--- BEGIN ---

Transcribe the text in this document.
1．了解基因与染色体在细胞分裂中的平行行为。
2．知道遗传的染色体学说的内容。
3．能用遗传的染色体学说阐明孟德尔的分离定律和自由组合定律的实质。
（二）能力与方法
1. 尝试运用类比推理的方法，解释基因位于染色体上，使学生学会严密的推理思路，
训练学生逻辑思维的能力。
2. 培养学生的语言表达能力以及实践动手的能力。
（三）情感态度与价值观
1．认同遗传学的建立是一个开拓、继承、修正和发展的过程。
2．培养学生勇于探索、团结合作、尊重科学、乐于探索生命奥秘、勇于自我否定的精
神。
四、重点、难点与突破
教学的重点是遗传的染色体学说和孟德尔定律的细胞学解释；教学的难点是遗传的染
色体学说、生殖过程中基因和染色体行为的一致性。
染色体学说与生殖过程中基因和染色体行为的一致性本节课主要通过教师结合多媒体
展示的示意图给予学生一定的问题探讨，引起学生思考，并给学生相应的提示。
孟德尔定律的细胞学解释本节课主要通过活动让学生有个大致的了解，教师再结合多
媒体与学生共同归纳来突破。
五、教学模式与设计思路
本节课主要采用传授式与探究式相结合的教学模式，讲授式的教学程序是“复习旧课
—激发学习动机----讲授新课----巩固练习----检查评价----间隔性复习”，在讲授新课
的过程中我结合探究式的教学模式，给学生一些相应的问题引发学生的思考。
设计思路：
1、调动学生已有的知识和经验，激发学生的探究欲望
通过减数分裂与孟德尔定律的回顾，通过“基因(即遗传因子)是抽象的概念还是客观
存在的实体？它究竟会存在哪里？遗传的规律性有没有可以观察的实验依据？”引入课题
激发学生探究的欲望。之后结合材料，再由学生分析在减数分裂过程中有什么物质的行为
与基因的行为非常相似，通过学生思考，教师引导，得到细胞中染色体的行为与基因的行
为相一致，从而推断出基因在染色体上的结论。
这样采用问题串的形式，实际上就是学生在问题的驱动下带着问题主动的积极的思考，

--- END ---

WHAT IS NEEDED:
Each entry above is to be quoted exactly.

THE RESULT:
Transcribe the text in this document.
1．了解基因与染色体在细胞分裂中的平行行为。
2．知道遗传的染色体学说的内容。
3．能用遗传的染色体学说阐明孟德尔的分离定律和自由组合定律的实质。
（二）能力与方法
1. 尝试运用类比推理的方法，解释基因位于染色体上，使学生学会严密的推理思路，
训练学生逻辑思维的能力。
2. 培养学生的语言表达能力以及实践动手的能力。
（三）情感态度与价值观
1．认同遗传学的建立是一个开拓、继承、修正和发展的过程。
2．培养学生勇于探索、团结合作、尊重科学、乐于探索生命奥秘、勇于自我否定的精
神。
四、重点、难点与突破
教学的重点是遗传的染色体学说和孟德尔定律的细胞学解释；教学的难点是遗传的染
色体学说、生殖过程中基因和染色体行为的一致性。
染色体学说与生殖过程中基因和染色体行为的一致性本节课主要通过教师结合多媒体
展示的示意图给予学生一定的问题探讨，引起学生思考，并给学生相应的提示。
孟德尔定律的细胞学解释本节课主要通过活动让学生有个大致的了解，教师再结合多
媒体与学生共同归纳来突破。
五、教学模式与设计思路
本节课主要采用传授式与探究式相结合的教学模式，讲授式的教学程序是“复习旧课
—激发学习动机----讲授新课----巩固练习----检查评价----间隔性复习”，在讲授新课
的过程中我结合探究式的教学模式，给学生一些相应的问题引发学生的思考。
设计思路：
1、调动学生已有的知识和经验，激发学生的探究欲望
通过减数分裂与孟德尔定律的回顾，通过“基因(即遗传因子)是抽象的概念还是客观
存在的实体？它究竟会存在哪里？遗传的规律性有没有可以观察的实验依据？”引入课题
激发学生探究的欲望。之后结合材料，再由学生分析在减数分裂过程中有什么物质的行为
与基因的行为非常相似，通过学生思考，教师引导，得到细胞中染色体的行为与基因的行
为相一致，从而推断出基因在染色体上的结论。
这样采用问题串的形式，实际上就是学生在问题的驱动下带着问题主动的积极的思考，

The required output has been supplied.